[begin Input material]

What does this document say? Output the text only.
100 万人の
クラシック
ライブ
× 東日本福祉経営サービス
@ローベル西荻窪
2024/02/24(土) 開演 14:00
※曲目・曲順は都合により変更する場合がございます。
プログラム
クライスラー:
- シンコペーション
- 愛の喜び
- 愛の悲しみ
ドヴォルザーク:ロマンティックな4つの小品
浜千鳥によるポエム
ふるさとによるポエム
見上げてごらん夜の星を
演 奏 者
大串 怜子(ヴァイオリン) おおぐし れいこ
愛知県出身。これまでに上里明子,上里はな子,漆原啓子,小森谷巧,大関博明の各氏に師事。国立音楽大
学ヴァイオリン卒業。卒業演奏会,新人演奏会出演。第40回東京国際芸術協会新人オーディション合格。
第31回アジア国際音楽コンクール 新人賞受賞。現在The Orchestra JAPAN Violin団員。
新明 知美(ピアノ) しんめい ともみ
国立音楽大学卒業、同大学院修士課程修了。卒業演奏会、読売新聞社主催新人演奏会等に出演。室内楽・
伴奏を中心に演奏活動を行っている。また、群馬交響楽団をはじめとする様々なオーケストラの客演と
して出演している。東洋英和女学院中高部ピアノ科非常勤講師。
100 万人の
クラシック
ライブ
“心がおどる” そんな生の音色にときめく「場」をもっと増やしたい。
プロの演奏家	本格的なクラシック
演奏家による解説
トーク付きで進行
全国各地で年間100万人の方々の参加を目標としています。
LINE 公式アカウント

[end Input material]

Make an exact copy of the listing, including every line.

* Final result:
What does this document say? Output the text only.
100 万人の
クラシック
ライブ
× 東日本福祉経営サービス
@ローベル西荻窪
2024/02/24(土) 開演 14:00
※曲目・曲順は都合により変更する場合がございます。
プログラム
クライスラー:
- シンコペーション
- 愛の喜び
- 愛の悲しみ
ドヴォルザーク:ロマンティックな4つの小品
浜千鳥によるポエム
ふるさとによるポエム
見上げてごらん夜の星を
演 奏 者
大串 怜子(ヴァイオリン) おおぐし れいこ
愛知県出身。これまでに上里明子,上里はな子,漆原啓子,小森谷巧,大関博明の各氏に師事。国立音楽大
学ヴァイオリン卒業。卒業演奏会,新人演奏会出演。第40回東京国際芸術協会新人オーディション合格。
第31回アジア国際音楽コンクール 新人賞受賞。現在The Orchestra JAPAN Violin団員。
新明 知美(ピアノ) しんめい ともみ
国立音楽大学卒業、同大学院修士課程修了。卒業演奏会、読売新聞社主催新人演奏会等に出演。室内楽・
伴奏を中心に演奏活動を行っている。また、群馬交響楽団をはじめとする様々なオーケストラの客演と
して出演している。東洋英和女学院中高部ピアノ科非常勤講師。
100 万人の
クラシック
ライブ
“心がおどる” そんな生の音色にときめく「場」をもっと増やしたい。
プロの演奏家	本格的なクラシック
演奏家による解説
トーク付きで進行
全国各地で年間100万人の方々の参加を目標としています。
LINE 公式アカウント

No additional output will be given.